## BEGIN Recorded information
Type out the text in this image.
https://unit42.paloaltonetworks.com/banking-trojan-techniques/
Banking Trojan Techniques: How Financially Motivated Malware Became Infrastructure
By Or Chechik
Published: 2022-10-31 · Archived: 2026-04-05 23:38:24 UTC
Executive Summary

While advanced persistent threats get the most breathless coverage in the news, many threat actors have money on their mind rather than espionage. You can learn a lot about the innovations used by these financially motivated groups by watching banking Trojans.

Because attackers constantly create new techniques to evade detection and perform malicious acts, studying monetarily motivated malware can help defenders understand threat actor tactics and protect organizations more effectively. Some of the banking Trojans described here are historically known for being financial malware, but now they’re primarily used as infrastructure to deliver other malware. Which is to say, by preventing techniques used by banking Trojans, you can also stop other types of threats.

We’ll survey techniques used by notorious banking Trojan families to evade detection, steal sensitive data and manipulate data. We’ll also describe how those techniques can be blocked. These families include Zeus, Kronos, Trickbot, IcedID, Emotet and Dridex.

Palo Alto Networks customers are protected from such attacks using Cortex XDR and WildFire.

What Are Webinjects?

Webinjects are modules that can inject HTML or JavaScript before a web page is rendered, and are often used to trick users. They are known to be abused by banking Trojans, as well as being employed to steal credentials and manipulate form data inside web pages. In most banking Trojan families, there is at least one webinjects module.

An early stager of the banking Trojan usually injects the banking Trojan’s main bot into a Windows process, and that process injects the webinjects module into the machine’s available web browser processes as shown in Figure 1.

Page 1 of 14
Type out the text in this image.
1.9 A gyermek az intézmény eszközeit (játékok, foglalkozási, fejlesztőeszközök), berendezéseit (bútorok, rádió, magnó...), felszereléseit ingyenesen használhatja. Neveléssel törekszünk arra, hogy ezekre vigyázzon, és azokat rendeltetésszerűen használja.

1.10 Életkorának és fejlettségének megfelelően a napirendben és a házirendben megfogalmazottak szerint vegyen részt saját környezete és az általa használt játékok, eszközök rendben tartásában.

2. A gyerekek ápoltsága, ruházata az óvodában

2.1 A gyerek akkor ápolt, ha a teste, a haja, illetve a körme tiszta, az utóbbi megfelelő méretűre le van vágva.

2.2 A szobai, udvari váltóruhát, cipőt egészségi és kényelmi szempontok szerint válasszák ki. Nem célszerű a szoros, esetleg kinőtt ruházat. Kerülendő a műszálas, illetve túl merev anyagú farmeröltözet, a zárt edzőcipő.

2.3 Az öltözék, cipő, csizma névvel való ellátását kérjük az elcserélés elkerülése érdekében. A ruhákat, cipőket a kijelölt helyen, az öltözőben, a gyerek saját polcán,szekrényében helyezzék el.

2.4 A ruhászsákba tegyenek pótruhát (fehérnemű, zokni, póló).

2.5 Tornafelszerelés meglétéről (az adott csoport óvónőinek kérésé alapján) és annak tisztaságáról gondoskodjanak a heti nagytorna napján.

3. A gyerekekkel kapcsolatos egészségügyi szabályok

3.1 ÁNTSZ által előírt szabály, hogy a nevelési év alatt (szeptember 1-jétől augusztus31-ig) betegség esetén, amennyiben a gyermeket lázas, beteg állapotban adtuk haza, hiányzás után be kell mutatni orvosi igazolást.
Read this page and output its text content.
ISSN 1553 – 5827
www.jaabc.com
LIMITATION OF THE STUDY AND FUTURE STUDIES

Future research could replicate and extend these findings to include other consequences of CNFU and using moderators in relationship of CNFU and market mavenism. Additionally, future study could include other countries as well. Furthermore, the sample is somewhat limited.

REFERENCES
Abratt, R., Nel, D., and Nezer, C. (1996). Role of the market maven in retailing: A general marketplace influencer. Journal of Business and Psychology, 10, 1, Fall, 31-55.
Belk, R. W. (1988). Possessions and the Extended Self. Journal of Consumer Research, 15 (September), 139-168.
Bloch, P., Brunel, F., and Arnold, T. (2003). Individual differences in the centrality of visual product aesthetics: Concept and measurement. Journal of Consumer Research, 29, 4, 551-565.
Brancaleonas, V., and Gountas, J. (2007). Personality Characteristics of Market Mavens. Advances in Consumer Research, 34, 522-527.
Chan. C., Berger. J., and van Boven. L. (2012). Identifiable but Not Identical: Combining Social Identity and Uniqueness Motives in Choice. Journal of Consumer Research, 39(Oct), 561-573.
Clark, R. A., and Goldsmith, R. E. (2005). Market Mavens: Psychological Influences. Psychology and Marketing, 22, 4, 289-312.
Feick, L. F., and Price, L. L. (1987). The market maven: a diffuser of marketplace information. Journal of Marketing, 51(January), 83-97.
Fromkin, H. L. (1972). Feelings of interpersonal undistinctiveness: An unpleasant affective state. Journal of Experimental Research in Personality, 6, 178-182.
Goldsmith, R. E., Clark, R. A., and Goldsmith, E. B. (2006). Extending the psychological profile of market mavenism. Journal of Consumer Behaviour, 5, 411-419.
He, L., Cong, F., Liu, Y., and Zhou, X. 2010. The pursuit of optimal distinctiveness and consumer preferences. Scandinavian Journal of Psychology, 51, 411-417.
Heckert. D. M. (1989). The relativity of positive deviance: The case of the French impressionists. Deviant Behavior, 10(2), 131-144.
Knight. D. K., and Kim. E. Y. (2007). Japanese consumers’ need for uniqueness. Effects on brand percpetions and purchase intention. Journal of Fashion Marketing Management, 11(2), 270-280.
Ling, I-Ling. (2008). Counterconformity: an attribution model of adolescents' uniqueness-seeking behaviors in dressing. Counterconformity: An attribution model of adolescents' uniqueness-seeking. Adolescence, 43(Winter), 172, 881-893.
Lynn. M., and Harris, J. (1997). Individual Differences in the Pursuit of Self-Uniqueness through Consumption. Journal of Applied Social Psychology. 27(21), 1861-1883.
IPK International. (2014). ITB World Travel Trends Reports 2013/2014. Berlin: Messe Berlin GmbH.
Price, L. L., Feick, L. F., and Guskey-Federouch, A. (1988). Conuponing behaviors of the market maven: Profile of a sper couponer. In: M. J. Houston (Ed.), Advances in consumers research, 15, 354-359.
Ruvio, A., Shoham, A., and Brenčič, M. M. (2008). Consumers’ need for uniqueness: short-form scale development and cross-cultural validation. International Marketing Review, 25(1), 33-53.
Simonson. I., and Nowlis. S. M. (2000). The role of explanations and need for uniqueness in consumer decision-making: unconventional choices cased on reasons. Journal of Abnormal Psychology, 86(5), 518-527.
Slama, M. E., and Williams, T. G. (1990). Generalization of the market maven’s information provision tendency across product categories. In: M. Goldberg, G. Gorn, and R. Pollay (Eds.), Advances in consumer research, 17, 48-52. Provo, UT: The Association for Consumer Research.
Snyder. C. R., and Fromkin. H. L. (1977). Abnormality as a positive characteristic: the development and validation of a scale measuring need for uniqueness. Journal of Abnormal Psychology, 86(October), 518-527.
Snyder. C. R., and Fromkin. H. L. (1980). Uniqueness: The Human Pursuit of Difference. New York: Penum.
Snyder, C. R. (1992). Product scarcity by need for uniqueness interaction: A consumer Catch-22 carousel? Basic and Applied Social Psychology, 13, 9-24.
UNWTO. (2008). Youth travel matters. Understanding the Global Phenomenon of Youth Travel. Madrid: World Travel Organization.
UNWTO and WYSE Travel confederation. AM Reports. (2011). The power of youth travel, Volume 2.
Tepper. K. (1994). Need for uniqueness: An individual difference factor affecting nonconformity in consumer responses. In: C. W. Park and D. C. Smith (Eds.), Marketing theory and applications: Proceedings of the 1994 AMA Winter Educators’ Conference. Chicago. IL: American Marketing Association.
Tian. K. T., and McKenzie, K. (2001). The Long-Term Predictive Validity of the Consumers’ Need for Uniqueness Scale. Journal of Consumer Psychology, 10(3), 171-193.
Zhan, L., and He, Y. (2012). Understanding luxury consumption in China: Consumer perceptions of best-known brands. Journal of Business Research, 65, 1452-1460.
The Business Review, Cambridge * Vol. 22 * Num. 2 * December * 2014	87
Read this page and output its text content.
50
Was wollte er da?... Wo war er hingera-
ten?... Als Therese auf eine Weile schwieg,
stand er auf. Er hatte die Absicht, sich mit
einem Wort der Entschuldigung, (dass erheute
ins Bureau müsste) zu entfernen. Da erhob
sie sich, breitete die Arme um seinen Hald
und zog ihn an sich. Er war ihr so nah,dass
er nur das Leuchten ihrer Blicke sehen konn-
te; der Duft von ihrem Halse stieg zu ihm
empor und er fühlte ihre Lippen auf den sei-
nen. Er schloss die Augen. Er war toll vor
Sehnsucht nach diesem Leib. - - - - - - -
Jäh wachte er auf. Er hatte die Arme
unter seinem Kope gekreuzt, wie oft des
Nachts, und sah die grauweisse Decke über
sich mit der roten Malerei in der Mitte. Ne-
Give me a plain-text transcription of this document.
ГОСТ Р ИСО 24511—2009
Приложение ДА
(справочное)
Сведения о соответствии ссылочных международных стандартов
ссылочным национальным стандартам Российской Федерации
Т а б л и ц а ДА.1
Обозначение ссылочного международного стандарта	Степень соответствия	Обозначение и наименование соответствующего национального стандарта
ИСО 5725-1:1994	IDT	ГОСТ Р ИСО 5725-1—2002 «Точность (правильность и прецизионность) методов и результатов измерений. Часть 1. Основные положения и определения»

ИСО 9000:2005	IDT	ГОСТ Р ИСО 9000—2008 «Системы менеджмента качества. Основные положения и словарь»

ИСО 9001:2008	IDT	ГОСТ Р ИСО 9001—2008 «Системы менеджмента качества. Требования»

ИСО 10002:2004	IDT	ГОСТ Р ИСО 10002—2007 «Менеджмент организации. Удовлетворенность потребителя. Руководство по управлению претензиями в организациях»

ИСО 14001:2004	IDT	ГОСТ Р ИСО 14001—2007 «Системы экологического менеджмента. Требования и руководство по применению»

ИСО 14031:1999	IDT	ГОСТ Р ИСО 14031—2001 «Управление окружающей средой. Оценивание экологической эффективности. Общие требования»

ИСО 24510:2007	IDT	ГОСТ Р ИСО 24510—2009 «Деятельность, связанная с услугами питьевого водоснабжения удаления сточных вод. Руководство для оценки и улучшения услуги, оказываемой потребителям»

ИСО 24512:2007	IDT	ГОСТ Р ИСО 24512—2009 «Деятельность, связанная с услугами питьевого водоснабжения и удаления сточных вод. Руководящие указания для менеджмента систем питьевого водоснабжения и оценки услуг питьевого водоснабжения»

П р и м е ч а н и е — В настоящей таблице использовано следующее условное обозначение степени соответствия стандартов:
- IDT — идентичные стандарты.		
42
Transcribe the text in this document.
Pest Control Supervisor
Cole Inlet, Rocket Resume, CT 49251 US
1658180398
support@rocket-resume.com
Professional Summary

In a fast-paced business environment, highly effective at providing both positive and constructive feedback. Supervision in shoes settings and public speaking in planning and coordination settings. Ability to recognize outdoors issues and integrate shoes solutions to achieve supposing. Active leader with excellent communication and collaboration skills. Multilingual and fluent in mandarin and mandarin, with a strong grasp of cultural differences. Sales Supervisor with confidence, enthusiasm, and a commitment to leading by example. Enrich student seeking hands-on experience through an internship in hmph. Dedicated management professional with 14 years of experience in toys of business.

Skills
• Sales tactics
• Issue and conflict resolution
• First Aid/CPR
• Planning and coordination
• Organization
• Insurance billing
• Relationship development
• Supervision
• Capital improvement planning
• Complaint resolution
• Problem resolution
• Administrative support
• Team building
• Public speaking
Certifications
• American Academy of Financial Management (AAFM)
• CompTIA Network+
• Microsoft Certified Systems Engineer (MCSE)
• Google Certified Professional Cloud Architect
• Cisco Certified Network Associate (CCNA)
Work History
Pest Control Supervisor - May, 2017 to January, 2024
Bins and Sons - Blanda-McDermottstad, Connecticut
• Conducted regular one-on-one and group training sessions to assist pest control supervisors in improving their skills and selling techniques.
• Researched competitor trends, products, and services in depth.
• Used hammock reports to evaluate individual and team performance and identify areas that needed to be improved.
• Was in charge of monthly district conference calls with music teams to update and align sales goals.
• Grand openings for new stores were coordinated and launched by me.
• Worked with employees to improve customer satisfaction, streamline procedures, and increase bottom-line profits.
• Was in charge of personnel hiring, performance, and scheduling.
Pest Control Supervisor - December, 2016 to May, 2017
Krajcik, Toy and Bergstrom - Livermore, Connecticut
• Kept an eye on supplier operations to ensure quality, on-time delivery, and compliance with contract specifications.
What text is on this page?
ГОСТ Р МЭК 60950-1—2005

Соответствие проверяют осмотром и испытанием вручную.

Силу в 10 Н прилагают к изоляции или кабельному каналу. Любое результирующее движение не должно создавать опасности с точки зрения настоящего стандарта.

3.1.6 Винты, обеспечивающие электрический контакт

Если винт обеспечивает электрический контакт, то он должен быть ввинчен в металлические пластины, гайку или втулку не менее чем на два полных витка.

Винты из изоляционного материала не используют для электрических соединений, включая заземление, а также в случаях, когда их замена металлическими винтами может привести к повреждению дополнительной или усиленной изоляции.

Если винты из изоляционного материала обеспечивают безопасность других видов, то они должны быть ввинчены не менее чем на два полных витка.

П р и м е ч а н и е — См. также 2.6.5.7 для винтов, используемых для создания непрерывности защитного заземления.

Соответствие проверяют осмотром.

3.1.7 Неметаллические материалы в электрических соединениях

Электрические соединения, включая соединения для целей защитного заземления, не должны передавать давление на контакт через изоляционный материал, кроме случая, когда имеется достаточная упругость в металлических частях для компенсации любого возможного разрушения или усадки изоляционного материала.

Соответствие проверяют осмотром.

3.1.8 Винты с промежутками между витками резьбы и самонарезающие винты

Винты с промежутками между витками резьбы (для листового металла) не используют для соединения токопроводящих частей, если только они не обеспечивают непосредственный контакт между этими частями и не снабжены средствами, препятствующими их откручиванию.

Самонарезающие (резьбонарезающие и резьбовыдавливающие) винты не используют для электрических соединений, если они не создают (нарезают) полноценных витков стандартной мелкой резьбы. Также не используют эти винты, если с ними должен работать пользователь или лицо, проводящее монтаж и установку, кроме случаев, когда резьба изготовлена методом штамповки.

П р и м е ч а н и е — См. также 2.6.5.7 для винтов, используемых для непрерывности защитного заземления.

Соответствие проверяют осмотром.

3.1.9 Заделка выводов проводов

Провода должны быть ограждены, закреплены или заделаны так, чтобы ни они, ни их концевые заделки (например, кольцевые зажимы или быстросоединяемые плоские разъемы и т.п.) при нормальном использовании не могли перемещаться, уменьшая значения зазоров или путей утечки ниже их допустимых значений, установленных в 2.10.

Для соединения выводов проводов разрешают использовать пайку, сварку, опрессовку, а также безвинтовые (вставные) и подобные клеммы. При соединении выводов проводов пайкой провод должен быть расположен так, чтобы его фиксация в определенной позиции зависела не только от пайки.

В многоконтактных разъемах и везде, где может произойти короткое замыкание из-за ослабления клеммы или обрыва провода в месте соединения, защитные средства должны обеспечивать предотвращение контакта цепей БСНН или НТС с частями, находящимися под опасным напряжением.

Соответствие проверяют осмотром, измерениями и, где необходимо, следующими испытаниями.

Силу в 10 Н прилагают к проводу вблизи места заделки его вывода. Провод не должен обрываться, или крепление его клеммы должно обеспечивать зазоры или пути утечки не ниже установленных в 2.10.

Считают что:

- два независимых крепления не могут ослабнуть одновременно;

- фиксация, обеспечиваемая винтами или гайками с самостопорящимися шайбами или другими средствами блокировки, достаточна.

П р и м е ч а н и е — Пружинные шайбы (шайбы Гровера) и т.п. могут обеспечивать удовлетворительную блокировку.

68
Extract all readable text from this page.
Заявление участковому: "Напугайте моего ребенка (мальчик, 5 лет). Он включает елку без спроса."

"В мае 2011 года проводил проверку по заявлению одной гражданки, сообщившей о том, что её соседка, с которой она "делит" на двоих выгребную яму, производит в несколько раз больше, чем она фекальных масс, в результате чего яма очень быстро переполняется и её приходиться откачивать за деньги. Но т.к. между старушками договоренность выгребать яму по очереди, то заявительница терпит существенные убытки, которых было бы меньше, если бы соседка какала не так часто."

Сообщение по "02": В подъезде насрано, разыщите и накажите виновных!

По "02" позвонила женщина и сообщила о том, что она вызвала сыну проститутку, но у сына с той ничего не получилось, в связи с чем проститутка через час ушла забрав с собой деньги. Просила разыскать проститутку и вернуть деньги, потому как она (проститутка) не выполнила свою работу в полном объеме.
## END Recorded information
Do this:
Scan the material above. Extract every line in which the word "known" occurs.

Final result:
Because attackers constantly create new techniques to evade detection and perform malicious acts, studying monetarily motivated malware can help defenders understand threat actor tactics and protect organizations more effectively. Some of the banking Trojans described here are historically known for being financial malware, but now they’re primarily used as infrastructure to deliver other malware. Which is to say, by preventing techniques used by banking Trojans, you can also stop other types of threats.
Webinjects are modules that can inject HTML or JavaScript before a web page is rendered, and are often used to trick users. They are known to be abused by banking Trojans, as well as being employed to steal credentials and manipulate form data inside web pages. In most banking Trojan families, there is at least one webinjects module.
Zhan, L., and He, Y. (2012). Understanding luxury consumption in China: Consumer perceptions of best-known brands. Journal of Business Research, 65, 1452-1460.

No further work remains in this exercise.